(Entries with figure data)
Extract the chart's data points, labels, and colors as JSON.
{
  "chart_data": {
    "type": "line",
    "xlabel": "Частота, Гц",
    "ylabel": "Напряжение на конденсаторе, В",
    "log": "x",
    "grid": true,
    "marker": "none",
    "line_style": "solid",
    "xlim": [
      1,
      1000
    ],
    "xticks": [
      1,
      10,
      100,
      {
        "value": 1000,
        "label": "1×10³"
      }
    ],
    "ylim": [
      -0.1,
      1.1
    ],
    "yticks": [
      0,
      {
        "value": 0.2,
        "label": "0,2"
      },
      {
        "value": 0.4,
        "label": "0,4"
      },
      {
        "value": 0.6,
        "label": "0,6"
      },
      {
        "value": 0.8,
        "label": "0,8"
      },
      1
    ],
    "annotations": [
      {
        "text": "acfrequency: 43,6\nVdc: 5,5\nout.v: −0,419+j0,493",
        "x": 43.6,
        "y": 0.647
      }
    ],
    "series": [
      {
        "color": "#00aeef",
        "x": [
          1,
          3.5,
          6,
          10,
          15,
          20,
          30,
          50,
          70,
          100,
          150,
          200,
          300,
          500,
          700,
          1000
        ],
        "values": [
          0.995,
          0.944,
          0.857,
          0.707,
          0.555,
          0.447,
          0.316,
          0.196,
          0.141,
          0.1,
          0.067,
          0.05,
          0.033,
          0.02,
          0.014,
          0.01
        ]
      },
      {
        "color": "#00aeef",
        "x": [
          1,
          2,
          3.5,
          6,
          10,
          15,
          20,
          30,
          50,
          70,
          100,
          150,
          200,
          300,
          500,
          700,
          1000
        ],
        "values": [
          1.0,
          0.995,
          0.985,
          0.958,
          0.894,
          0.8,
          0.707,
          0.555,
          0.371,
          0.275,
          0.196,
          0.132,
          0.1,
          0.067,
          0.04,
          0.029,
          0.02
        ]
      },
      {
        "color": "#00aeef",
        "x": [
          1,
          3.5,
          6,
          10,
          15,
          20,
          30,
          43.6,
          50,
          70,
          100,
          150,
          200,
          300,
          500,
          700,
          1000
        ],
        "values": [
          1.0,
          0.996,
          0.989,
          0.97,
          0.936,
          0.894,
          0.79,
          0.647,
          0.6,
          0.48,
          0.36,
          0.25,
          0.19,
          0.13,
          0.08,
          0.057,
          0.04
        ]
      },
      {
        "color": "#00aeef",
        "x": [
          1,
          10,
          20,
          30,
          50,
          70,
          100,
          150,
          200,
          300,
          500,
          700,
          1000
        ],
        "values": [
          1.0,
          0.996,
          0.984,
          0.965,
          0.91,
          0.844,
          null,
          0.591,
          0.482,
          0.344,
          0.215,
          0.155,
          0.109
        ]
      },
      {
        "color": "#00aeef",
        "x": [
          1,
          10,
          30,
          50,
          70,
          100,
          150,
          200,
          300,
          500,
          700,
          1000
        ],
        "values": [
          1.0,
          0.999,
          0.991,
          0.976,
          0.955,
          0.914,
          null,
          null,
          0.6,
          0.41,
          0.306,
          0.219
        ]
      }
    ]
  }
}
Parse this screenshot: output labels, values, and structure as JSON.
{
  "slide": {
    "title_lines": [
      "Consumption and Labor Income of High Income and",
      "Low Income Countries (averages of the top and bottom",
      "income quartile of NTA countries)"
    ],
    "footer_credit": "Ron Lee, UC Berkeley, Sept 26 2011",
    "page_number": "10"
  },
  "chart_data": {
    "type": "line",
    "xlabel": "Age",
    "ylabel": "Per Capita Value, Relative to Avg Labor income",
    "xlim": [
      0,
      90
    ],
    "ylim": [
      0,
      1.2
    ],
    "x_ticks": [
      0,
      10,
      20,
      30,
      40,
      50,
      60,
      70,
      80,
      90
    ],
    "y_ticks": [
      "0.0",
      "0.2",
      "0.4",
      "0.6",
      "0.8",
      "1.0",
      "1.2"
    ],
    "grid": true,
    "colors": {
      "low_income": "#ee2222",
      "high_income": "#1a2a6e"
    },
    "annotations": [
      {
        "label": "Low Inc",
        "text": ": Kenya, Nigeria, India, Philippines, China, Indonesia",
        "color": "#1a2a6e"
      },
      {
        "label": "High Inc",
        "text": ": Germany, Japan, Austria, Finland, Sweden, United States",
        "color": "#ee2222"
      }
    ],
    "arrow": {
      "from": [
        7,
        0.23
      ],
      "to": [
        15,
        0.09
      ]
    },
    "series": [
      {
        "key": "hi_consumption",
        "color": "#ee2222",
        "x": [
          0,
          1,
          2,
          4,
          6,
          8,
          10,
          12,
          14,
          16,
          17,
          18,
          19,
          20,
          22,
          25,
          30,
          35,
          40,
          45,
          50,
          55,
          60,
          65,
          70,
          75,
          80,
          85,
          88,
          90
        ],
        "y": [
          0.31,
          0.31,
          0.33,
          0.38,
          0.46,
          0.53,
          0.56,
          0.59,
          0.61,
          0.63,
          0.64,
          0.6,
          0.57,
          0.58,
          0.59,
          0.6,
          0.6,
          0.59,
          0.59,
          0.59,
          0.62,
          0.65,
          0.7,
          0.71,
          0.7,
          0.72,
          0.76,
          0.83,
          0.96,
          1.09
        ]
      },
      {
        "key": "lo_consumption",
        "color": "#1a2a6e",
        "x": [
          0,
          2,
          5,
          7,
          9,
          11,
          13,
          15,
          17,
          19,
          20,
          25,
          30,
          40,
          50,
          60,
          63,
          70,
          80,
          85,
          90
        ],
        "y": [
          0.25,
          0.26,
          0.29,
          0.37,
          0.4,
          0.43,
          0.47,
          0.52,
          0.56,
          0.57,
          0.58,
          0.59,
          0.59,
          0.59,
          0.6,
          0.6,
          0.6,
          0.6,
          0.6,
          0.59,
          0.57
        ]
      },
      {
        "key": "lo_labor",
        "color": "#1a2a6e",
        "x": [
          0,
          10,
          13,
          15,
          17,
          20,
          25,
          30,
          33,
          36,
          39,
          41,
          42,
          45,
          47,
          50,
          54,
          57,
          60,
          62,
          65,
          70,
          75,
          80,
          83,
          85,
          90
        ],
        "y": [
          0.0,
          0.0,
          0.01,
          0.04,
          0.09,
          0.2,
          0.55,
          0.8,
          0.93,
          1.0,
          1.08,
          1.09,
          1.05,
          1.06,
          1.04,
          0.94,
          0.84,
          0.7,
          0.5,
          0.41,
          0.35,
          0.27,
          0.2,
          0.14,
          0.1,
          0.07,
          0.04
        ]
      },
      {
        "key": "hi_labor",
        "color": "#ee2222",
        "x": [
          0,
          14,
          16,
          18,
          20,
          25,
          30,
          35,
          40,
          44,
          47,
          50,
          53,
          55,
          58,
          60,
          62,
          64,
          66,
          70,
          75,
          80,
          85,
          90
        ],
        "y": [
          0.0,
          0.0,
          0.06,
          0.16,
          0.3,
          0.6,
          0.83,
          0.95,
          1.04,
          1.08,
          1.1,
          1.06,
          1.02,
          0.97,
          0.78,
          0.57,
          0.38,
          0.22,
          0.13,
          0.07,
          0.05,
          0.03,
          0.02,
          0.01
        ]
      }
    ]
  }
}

Work to complete: Make an exact copy of the material above.

Answer to the problem:
Extract the chart's data points, labels, and colors as JSON.
{
  "chart_data": {
    "type": "line",
    "xlabel": "Частота, Гц",
    "ylabel": "Напряжение на конденсаторе, В",
    "log": "x",
    "grid": true,
    "marker": "none",
    "line_style": "solid",
    "xlim": [
      1,
      1000
    ],
    "xticks": [
      1,
      10,
      100,
      {
        "value": 1000,
        "label": "1×10³"
      }
    ],
    "ylim": [
      -0.1,
      1.1
    ],
    "yticks": [
      0,
      {
        "value": 0.2,
        "label": "0,2"
      },
      {
        "value": 0.4,
        "label": "0,4"
      },
      {
        "value": 0.6,
        "label": "0,6"
      },
      {
        "value": 0.8,
        "label": "0,8"
      },
      1
    ],
    "annotations": [
      {
        "text": "acfrequency: 43,6\nVdc: 5,5\nout.v: −0,419+j0,493",
        "x": 43.6,
        "y": 0.647
      }
    ],
    "series": [
      {
        "color": "#00aeef",
        "x": [
          1,
          3.5,
          6,
          10,
          15,
          20,
          30,
          50,
          70,
          100,
          150,
          200,
          300,
          500,
          700,
          1000
        ],
        "values": [
          0.995,
          0.944,
          0.857,
          0.707,
          0.555,
          0.447,
          0.316,
          0.196,
          0.141,
          0.1,
          0.067,
          0.05,
          0.033,
          0.02,
          0.014,
          0.01
        ]
      },
      {
        "color": "#00aeef",
        "x": [
          1,
          2,
          3.5,
          6,
          10,
          15,
          20,
          30,
          50,
          70,
          100,
          150,
          200,
          300,
          500,
          700,
          1000
        ],
        "values": [
          1.0,
          0.995,
          0.985,
          0.958,
          0.894,
          0.8,
          0.707,
          0.555,
          0.371,
          0.275,
          0.196,
          0.132,
          0.1,
          0.067,
          0.04,
          0.029,
          0.02
        ]
      },
      {
        "color": "#00aeef",
        "x": [
          1,
          3.5,
          6,
          10,
          15,
          20,
          30,
          43.6,
          50,
          70,
          100,
          150,
          200,
          300,
          500,
          700,
          1000
        ],
        "values": [
          1.0,
          0.996,
          0.989,
          0.97,
          0.936,
          0.894,
          0.79,
          0.647,
          0.6,
          0.48,
          0.36,
          0.25,
          0.19,
          0.13,
          0.08,
          0.057,
          0.04
        ]
      },
      {
        "color": "#00aeef",
        "x": [
          1,
          10,
          20,
          30,
          50,
          70,
          100,
          150,
          200,
          300,
          500,
          700,
          1000
        ],
        "values": [
          1.0,
          0.996,
          0.984,
          0.965,
          0.91,
          0.844,
          null,
          0.591,
          0.482,
          0.344,
          0.215,
          0.155,
          0.109
        ]
      },
      {
        "color": "#00aeef",
        "x": [
          1,
          10,
          30,
          50,
          70,
          100,
          150,
          200,
          300,
          500,
          700,
          1000
        ],
        "values": [
          1.0,
          0.999,
          0.991,
          0.976,
          0.955,
          0.914,
          null,
          null,
          0.6,
          0.41,
          0.306,
          0.219
        ]
      }
    ]
  }
}
Parse this screenshot: output labels, values, and structure as JSON.
{
  "slide": {
    "title_lines": [
      "Consumption and Labor Income of High Income and",
      "Low Income Countries (averages of the top and bottom",
      "income quartile of NTA countries)"
    ],
    "footer_credit": "Ron Lee, UC Berkeley, Sept 26 2011",
    "page_number": "10"
  },
  "chart_data": {
    "type": "line",
    "xlabel": "Age",
    "ylabel": "Per Capita Value, Relative to Avg Labor income",
    "xlim": [
      0,
      90
    ],
    "ylim": [
      0,
      1.2
    ],
    "x_ticks": [
      0,
      10,
      20,
      30,
      40,
      50,
      60,
      70,
      80,
      90
    ],
    "y_ticks": [
      "0.0",
      "0.2",
      "0.4",
      "0.6",
      "0.8",
      "1.0",
      "1.2"
    ],
    "grid": true,
    "colors": {
      "low_income": "#ee2222",
      "high_income": "#1a2a6e"
    },
    "annotations": [
      {
        "label": "Low Inc",
        "text": ": Kenya, Nigeria, India, Philippines, China, Indonesia",
        "color": "#1a2a6e"
      },
      {
        "label": "High Inc",
        "text": ": Germany, Japan, Austria, Finland, Sweden, United States",
        "color": "#ee2222"
      }
    ],
    "arrow": {
      "from": [
        7,
        0.23
      ],
      "to": [
        15,
        0.09
      ]
    },
    "series": [
      {
        "key": "hi_consumption",
        "color": "#ee2222",
        "x": [
          0,
          1,
          2,
          4,
          6,
          8,
          10,
          12,
          14,
          16,
          17,
          18,
          19,
          20,
          22,
          25,
          30,
          35,
          40,
          45,
          50,
          55,
          60,
          65,
          70,
          75,
          80,
          85,
          88,
          90
        ],
        "y": [
          0.31,
          0.31,
          0.33,
          0.38,
          0.46,
          0.53,
          0.56,
          0.59,
          0.61,
          0.63,
          0.64,
          0.6,
          0.57,
          0.58,
          0.59,
          0.6,
          0.6,
          0.59,
          0.59,
          0.59,
          0.62,
          0.65,
          0.7,
          0.71,
          0.7,
          0.72,
          0.76,
          0.83,
          0.96,
          1.09
        ]
      },
      {
        "key": "lo_consumption",
        "color": "#1a2a6e",
        "x": [
          0,
          2,
          5,
          7,
          9,
          11,
          13,
          15,
          17,
          19,
          20,
          25,
          30,
          40,
          50,
          60,
          63,
          70,
          80,
          85,
          90
        ],
        "y": [
          0.25,
          0.26,
          0.29,
          0.37,
          0.4,
          0.43,
          0.47,
          0.52,
          0.56,
          0.57,
          0.58,
          0.59,
          0.59,
          0.59,
          0.6,
          0.6,
          0.6,
          0.6,
          0.6,
          0.59,
          0.57
        ]
      },
      {
        "key": "lo_labor",
        "color": "#1a2a6e",
        "x": [
          0,
          10,
          13,
          15,
          17,
          20,
          25,
          30,
          33,
          36,
          39,
          41,
          42,
          45,
          47,
          50,
          54,
          57,
          60,
          62,
          65,
          70,
          75,
          80,
          83,
          85,
          90
        ],
        "y": [
          0.0,
          0.0,
          0.01,
          0.04,
          0.09,
          0.2,
          0.55,
          0.8,
          0.93,
          1.0,
          1.08,
          1.09,
          1.05,
          1.06,
          1.04,
          0.94,
          0.84,
          0.7,
          0.5,
          0.41,
          0.35,
          0.27,
          0.2,
          0.14,
          0.1,
          0.07,
          0.04
        ]
      },
      {
        "key": "hi_labor",
        "color": "#ee2222",
        "x": [
          0,
          14,
          16,
          18,
          20,
          25,
          30,
          35,
          40,
          44,
          47,
          50,
          53,
          55,
          58,
          60,
          62,
          64,
          66,
          70,
          75,
          80,
          85,
          90
        ],
        "y": [
          0.0,
          0.0,
          0.06,
          0.16,
          0.3,
          0.6,
          0.83,
          0.95,
          1.04,
          1.08,
          1.1,
          1.06,
          1.02,
          0.97,
          0.78,
          0.57,
          0.38,
          0.22,
          0.13,
          0.07,
          0.05,
          0.03,
          0.02,
          0.01
        ]
      }
    ]
  }
}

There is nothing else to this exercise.